§ **Collected data entries**:
- - -
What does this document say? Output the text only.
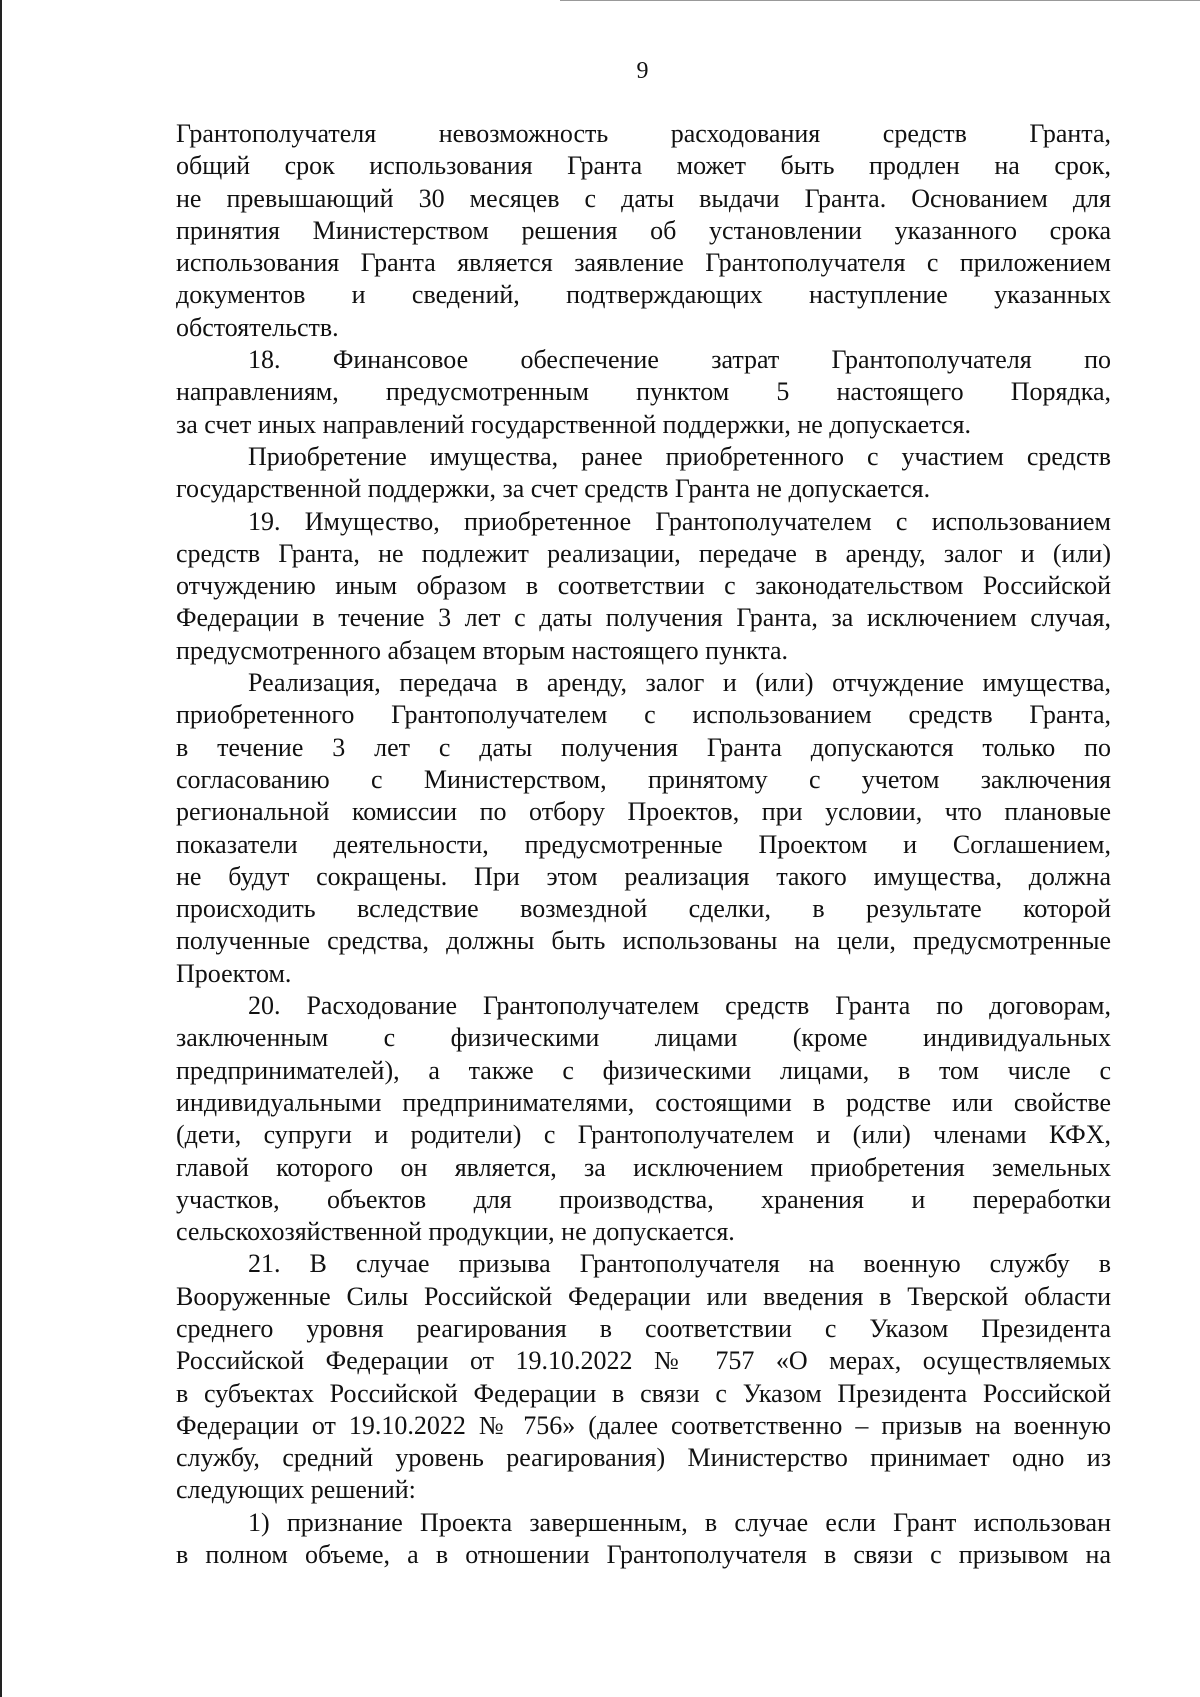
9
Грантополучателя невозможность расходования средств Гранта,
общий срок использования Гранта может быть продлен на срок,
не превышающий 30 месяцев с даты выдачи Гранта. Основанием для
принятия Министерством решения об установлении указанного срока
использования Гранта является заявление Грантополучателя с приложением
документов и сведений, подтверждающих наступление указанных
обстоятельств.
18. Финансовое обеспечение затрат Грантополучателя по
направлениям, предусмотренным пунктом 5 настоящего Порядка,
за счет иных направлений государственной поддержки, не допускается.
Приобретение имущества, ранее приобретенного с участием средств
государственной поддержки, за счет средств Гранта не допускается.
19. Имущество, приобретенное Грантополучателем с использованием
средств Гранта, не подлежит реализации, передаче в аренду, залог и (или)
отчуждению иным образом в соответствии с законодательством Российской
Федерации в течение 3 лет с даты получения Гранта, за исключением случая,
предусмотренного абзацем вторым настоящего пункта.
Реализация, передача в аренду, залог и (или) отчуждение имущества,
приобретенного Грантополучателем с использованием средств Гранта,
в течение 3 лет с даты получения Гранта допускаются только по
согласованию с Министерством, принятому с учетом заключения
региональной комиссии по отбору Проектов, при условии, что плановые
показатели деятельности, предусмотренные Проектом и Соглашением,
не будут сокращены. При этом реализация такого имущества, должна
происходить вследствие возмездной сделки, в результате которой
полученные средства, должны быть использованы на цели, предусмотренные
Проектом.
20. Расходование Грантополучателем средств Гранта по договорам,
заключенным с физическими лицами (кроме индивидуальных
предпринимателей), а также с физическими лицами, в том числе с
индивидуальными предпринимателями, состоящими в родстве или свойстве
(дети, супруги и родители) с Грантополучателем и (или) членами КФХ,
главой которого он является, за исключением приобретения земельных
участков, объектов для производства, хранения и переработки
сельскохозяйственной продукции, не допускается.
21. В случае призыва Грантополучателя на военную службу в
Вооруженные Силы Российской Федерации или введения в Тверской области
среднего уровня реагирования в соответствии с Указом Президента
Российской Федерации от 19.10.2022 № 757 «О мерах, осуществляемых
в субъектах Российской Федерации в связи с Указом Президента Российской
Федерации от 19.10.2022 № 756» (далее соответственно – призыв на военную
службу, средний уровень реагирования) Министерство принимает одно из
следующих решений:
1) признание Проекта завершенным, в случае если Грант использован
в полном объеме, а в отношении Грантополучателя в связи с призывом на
- - -
§ **EXERCISE DIRECTIONS**: Quote every line of the records above exactly; no picture is to be copied.

§ **SOLUTION TO THIS PROBLEM**:
What does this document say? Output the text only.
9
Грантополучателя невозможность расходования средств Гранта,
общий срок использования Гранта может быть продлен на срок,
не превышающий 30 месяцев с даты выдачи Гранта. Основанием для
принятия Министерством решения об установлении указанного срока
использования Гранта является заявление Грантополучателя с приложением
документов и сведений, подтверждающих наступление указанных
обстоятельств.
18. Финансовое обеспечение затрат Грантополучателя по
направлениям, предусмотренным пунктом 5 настоящего Порядка,
за счет иных направлений государственной поддержки, не допускается.
Приобретение имущества, ранее приобретенного с участием средств
государственной поддержки, за счет средств Гранта не допускается.
19. Имущество, приобретенное Грантополучателем с использованием
средств Гранта, не подлежит реализации, передаче в аренду, залог и (или)
отчуждению иным образом в соответствии с законодательством Российской
Федерации в течение 3 лет с даты получения Гранта, за исключением случая,
предусмотренного абзацем вторым настоящего пункта.
Реализация, передача в аренду, залог и (или) отчуждение имущества,
приобретенного Грантополучателем с использованием средств Гранта,
в течение 3 лет с даты получения Гранта допускаются только по
согласованию с Министерством, принятому с учетом заключения
региональной комиссии по отбору Проектов, при условии, что плановые
показатели деятельности, предусмотренные Проектом и Соглашением,
не будут сокращены. При этом реализация такого имущества, должна
происходить вследствие возмездной сделки, в результате которой
полученные средства, должны быть использованы на цели, предусмотренные
Проектом.
20. Расходование Грантополучателем средств Гранта по договорам,
заключенным с физическими лицами (кроме индивидуальных
предпринимателей), а также с физическими лицами, в том числе с
индивидуальными предпринимателями, состоящими в родстве или свойстве
(дети, супруги и родители) с Грантополучателем и (или) членами КФХ,
главой которого он является, за исключением приобретения земельных
участков, объектов для производства, хранения и переработки
сельскохозяйственной продукции, не допускается.
21. В случае призыва Грантополучателя на военную службу в
Вооруженные Силы Российской Федерации или введения в Тверской области
среднего уровня реагирования в соответствии с Указом Президента
Российской Федерации от 19.10.2022 № 757 «О мерах, осуществляемых
в субъектах Российской Федерации в связи с Указом Президента Российской
Федерации от 19.10.2022 № 756» (далее соответственно – призыв на военную
службу, средний уровень реагирования) Министерство принимает одно из
следующих решений:
1) признание Проекта завершенным, в случае если Грант использован
в полном объеме, а в отношении Грантополучателя в связи с призывом на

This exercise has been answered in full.